-- BEGIN ENTRIES SHOWN --

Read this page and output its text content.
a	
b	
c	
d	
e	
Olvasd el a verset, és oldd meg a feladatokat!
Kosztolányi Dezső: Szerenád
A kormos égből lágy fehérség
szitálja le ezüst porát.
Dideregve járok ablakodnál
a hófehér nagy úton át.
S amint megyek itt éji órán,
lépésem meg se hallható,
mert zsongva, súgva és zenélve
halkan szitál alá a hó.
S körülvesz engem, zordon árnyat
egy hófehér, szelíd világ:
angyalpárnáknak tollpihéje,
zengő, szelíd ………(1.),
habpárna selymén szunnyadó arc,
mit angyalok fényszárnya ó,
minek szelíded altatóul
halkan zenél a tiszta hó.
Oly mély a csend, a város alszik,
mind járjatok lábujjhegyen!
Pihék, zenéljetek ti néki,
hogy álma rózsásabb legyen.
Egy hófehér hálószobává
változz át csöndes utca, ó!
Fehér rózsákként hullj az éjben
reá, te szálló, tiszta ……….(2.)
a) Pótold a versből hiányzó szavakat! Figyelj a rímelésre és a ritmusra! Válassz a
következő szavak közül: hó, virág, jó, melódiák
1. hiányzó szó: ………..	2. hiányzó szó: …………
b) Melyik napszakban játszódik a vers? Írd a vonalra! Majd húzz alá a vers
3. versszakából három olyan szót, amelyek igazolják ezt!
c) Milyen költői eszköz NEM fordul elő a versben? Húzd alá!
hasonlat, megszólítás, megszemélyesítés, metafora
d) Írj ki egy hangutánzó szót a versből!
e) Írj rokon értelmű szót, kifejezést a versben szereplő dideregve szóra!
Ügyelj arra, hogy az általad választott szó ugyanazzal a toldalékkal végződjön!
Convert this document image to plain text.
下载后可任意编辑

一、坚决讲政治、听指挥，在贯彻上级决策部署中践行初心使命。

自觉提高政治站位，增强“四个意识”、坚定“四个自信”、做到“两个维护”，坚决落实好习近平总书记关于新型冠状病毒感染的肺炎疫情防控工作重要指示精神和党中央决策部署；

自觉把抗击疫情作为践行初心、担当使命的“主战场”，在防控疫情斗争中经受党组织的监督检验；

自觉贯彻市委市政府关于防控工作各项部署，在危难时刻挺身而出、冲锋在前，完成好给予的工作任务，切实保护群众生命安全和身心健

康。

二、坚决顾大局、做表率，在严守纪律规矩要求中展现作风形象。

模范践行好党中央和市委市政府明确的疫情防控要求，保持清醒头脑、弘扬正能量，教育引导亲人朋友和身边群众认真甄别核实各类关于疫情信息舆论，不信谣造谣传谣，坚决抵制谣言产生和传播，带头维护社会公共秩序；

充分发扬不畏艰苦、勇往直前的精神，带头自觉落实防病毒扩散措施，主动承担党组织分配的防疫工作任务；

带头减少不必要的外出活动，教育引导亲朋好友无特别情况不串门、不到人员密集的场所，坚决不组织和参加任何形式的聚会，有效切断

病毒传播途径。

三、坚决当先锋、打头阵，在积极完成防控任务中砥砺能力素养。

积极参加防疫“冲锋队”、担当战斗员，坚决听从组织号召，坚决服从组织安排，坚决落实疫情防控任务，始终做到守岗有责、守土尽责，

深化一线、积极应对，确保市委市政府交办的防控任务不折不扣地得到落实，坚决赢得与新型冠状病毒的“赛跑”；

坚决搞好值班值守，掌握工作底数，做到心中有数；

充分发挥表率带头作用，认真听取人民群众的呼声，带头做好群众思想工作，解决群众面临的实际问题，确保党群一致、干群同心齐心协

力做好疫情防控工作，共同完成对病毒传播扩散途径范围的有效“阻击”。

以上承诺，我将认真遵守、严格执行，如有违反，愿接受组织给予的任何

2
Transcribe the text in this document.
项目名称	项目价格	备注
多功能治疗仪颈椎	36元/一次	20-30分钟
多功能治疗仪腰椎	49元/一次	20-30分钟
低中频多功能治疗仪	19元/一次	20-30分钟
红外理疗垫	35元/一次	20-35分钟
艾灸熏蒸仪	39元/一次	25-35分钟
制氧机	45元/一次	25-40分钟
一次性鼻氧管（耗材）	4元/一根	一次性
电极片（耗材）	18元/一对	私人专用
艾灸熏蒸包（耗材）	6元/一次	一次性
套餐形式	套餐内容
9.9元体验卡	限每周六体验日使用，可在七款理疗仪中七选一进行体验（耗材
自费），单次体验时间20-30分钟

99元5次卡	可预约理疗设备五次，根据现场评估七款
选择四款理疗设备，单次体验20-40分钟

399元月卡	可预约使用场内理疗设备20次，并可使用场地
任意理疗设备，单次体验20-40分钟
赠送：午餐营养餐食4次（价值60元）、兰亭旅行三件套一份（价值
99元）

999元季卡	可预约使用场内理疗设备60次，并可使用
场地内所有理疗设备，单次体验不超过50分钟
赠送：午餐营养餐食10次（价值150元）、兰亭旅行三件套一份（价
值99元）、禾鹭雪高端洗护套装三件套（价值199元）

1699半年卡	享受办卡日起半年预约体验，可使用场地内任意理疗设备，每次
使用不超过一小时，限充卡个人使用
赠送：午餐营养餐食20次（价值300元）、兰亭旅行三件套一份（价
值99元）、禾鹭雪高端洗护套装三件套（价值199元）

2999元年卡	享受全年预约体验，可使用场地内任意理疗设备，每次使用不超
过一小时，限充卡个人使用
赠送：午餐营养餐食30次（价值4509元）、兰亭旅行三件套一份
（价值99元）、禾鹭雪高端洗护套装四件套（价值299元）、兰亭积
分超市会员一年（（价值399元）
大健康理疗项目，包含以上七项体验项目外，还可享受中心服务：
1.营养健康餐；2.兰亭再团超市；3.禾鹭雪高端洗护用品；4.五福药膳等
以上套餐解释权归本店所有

-- END ENTRIES SHOWN --

▶ **TASK TO COMPLETE**:
Reproduce every line above without error.

▶ **FULL SOLUTION**:
Read this page and output its text content.
a	
b	
c	
d	
e	
Olvasd el a verset, és oldd meg a feladatokat!
Kosztolányi Dezső: Szerenád
A kormos égből lágy fehérség
szitálja le ezüst porát.
Dideregve járok ablakodnál
a hófehér nagy úton át.
S amint megyek itt éji órán,
lépésem meg se hallható,
mert zsongva, súgva és zenélve
halkan szitál alá a hó.
S körülvesz engem, zordon árnyat
egy hófehér, szelíd világ:
angyalpárnáknak tollpihéje,
zengő, szelíd ………(1.),
habpárna selymén szunnyadó arc,
mit angyalok fényszárnya ó,
minek szelíded altatóul
halkan zenél a tiszta hó.
Oly mély a csend, a város alszik,
mind járjatok lábujjhegyen!
Pihék, zenéljetek ti néki,
hogy álma rózsásabb legyen.
Egy hófehér hálószobává
változz át csöndes utca, ó!
Fehér rózsákként hullj az éjben
reá, te szálló, tiszta ……….(2.)
a) Pótold a versből hiányzó szavakat! Figyelj a rímelésre és a ritmusra! Válassz a
következő szavak közül: hó, virág, jó, melódiák
1. hiányzó szó: ………..	2. hiányzó szó: …………
b) Melyik napszakban játszódik a vers? Írd a vonalra! Majd húzz alá a vers
3. versszakából három olyan szót, amelyek igazolják ezt!
c) Milyen költői eszköz NEM fordul elő a versben? Húzd alá!
hasonlat, megszólítás, megszemélyesítés, metafora
d) Írj ki egy hangutánzó szót a versből!
e) Írj rokon értelmű szót, kifejezést a versben szereplő dideregve szóra!
Ügyelj arra, hogy az általad választott szó ugyanazzal a toldalékkal végződjön!
Convert this document image to plain text.
下载后可任意编辑

一、坚决讲政治、听指挥，在贯彻上级决策部署中践行初心使命。

自觉提高政治站位，增强“四个意识”、坚定“四个自信”、做到“两个维护”，坚决落实好习近平总书记关于新型冠状病毒感染的肺炎疫情防控工作重要指示精神和党中央决策部署；

自觉把抗击疫情作为践行初心、担当使命的“主战场”，在防控疫情斗争中经受党组织的监督检验；

自觉贯彻市委市政府关于防控工作各项部署，在危难时刻挺身而出、冲锋在前，完成好给予的工作任务，切实保护群众生命安全和身心健

康。

二、坚决顾大局、做表率，在严守纪律规矩要求中展现作风形象。

模范践行好党中央和市委市政府明确的疫情防控要求，保持清醒头脑、弘扬正能量，教育引导亲人朋友和身边群众认真甄别核实各类关于疫情信息舆论，不信谣造谣传谣，坚决抵制谣言产生和传播，带头维护社会公共秩序；

充分发扬不畏艰苦、勇往直前的精神，带头自觉落实防病毒扩散措施，主动承担党组织分配的防疫工作任务；

带头减少不必要的外出活动，教育引导亲朋好友无特别情况不串门、不到人员密集的场所，坚决不组织和参加任何形式的聚会，有效切断

病毒传播途径。

三、坚决当先锋、打头阵，在积极完成防控任务中砥砺能力素养。

积极参加防疫“冲锋队”、担当战斗员，坚决听从组织号召，坚决服从组织安排，坚决落实疫情防控任务，始终做到守岗有责、守土尽责，

深化一线、积极应对，确保市委市政府交办的防控任务不折不扣地得到落实，坚决赢得与新型冠状病毒的“赛跑”；

坚决搞好值班值守，掌握工作底数，做到心中有数；

充分发挥表率带头作用，认真听取人民群众的呼声，带头做好群众思想工作，解决群众面临的实际问题，确保党群一致、干群同心齐心协

力做好疫情防控工作，共同完成对病毒传播扩散途径范围的有效“阻击”。

以上承诺，我将认真遵守、严格执行，如有违反，愿接受组织给予的任何

2
Transcribe the text in this document.
项目名称	项目价格	备注
多功能治疗仪颈椎	36元/一次	20-30分钟
多功能治疗仪腰椎	49元/一次	20-30分钟
低中频多功能治疗仪	19元/一次	20-30分钟
红外理疗垫	35元/一次	20-35分钟
艾灸熏蒸仪	39元/一次	25-35分钟
制氧机	45元/一次	25-40分钟
一次性鼻氧管（耗材）	4元/一根	一次性
电极片（耗材）	18元/一对	私人专用
艾灸熏蒸包（耗材）	6元/一次	一次性
套餐形式	套餐内容
9.9元体验卡	限每周六体验日使用，可在七款理疗仪中七选一进行体验（耗材
自费），单次体验时间20-30分钟

99元5次卡	可预约理疗设备五次，根据现场评估七款
选择四款理疗设备，单次体验20-40分钟

399元月卡	可预约使用场内理疗设备20次，并可使用场地
任意理疗设备，单次体验20-40分钟
赠送：午餐营养餐食4次（价值60元）、兰亭旅行三件套一份（价值
99元）

999元季卡	可预约使用场内理疗设备60次，并可使用
场地内所有理疗设备，单次体验不超过50分钟
赠送：午餐营养餐食10次（价值150元）、兰亭旅行三件套一份（价
值99元）、禾鹭雪高端洗护套装三件套（价值199元）

1699半年卡	享受办卡日起半年预约体验，可使用场地内任意理疗设备，每次
使用不超过一小时，限充卡个人使用
赠送：午餐营养餐食20次（价值300元）、兰亭旅行三件套一份（价
值99元）、禾鹭雪高端洗护套装三件套（价值199元）

2999元年卡	享受全年预约体验，可使用场地内任意理疗设备，每次使用不超
过一小时，限充卡个人使用
赠送：午餐营养餐食30次（价值4509元）、兰亭旅行三件套一份
（价值99元）、禾鹭雪高端洗护套装四件套（价值299元）、兰亭积
分超市会员一年（（价值399元）
大健康理疗项目，包含以上七项体验项目外，还可享受中心服务：
1.营养健康餐；2.兰亭再团超市；3.禾鹭雪高端洗护用品；4.五福药膳等
以上套餐解释权归本店所有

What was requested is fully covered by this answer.